What is asked:
All the data must come back unchanged, except that pictures are left out.

Data to process:
________________________
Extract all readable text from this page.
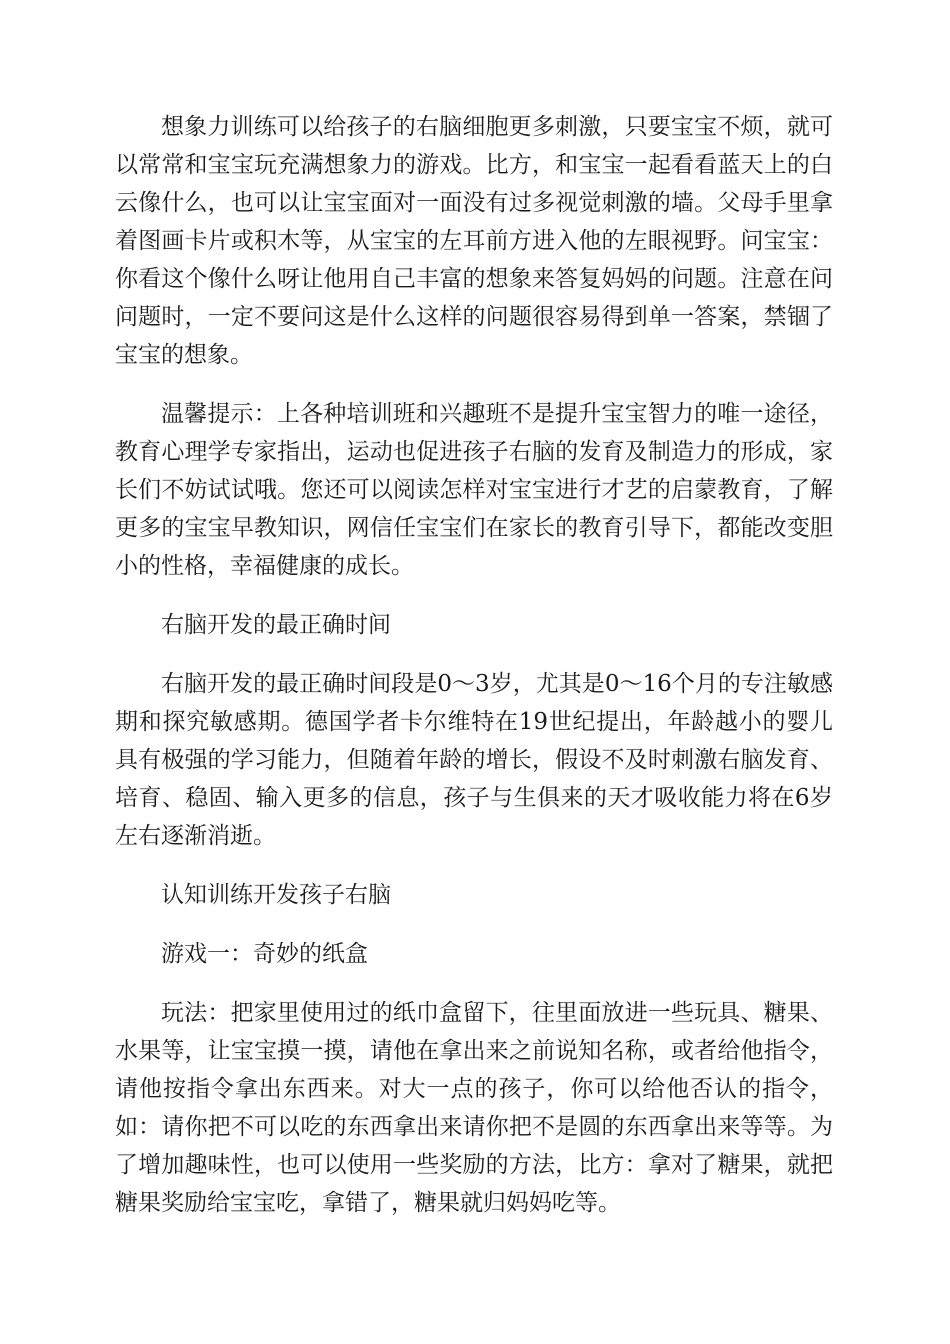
想象力训练可以给孩子的右脑细胞更多刺激，只要宝宝不烦，就可以常常和宝宝玩充满想象力的游戏。比方，和宝宝一起看看蓝天上的白云像什么，也可以让宝宝面对一面没有过多视觉刺激的墙。父母手里拿着图画卡片或积木等，从宝宝的左耳前方进入他的左眼视野。问宝宝：你看这个像什么呀让他用自己丰富的想象来答复妈妈的问题。注意在问问题时，一定不要问这是什么这样的问题很容易得到单一答案，禁锢了宝宝的想象。

温馨提示：上各种培训班和兴趣班不是提升宝宝智力的唯一途径，教育心理学专家指出，运动也促进孩子右脑的发育及制造力的形成，家长们不妨试试哦。您还可以阅读怎样对宝宝进行才艺的启蒙教育，了解更多的宝宝早教知识，网信任宝宝们在家长的教育引导下，都能改变胆小的性格，幸福健康的成长。

右脑开发的最正确时间

右脑开发的最正确时间段是0～3岁，尤其是0～16个月的专注敏感期和探究敏感期。德国学者卡尔维特在19世纪提出，年龄越小的婴儿具有极强的学习能力，但随着年龄的增长，假设不及时刺激右脑发育、培育、稳固、输入更多的信息，孩子与生俱来的天才吸收能力将在6岁左右逐渐消逝。

认知训练开发孩子右脑

游戏一：奇妙的纸盒

玩法：把家里使用过的纸巾盒留下，往里面放进一些玩具、糖果、水果等，让宝宝摸一摸，请他在拿出来之前说知名称，或者给他指令，请他按指令拿出东西来。对大一点的孩子，你可以给他否认的指令，如：请你把不可以吃的东西拿出来请你把不是圆的东西拿出来等等。为了增加趣味性，也可以使用一些奖励的方法，比方：拿对了糖果，就把糖果奖励给宝宝吃，拿错了，糖果就归妈妈吃等。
________________________
Task result:
Extract all readable text from this page.
想象力训练可以给孩子的右脑细胞更多刺激，只要宝宝不烦，就可以常常和宝宝玩充满想象力的游戏。比方，和宝宝一起看看蓝天上的白云像什么，也可以让宝宝面对一面没有过多视觉刺激的墙。父母手里拿着图画卡片或积木等，从宝宝的左耳前方进入他的左眼视野。问宝宝：你看这个像什么呀让他用自己丰富的想象来答复妈妈的问题。注意在问问题时，一定不要问这是什么这样的问题很容易得到单一答案，禁锢了宝宝的想象。

温馨提示：上各种培训班和兴趣班不是提升宝宝智力的唯一途径，教育心理学专家指出，运动也促进孩子右脑的发育及制造力的形成，家长们不妨试试哦。您还可以阅读怎样对宝宝进行才艺的启蒙教育，了解更多的宝宝早教知识，网信任宝宝们在家长的教育引导下，都能改变胆小的性格，幸福健康的成长。

右脑开发的最正确时间

右脑开发的最正确时间段是0～3岁，尤其是0～16个月的专注敏感期和探究敏感期。德国学者卡尔维特在19世纪提出，年龄越小的婴儿具有极强的学习能力，但随着年龄的增长，假设不及时刺激右脑发育、培育、稳固、输入更多的信息，孩子与生俱来的天才吸收能力将在6岁左右逐渐消逝。

认知训练开发孩子右脑

游戏一：奇妙的纸盒

玩法：把家里使用过的纸巾盒留下，往里面放进一些玩具、糖果、水果等，让宝宝摸一摸，请他在拿出来之前说知名称，或者给他指令，请他按指令拿出东西来。对大一点的孩子，你可以给他否认的指令，如：请你把不可以吃的东西拿出来请你把不是圆的东西拿出来等等。为了增加趣味性，也可以使用一些奖励的方法，比方：拿对了糖果，就把糖果奖励给宝宝吃，拿错了，糖果就归妈妈吃等。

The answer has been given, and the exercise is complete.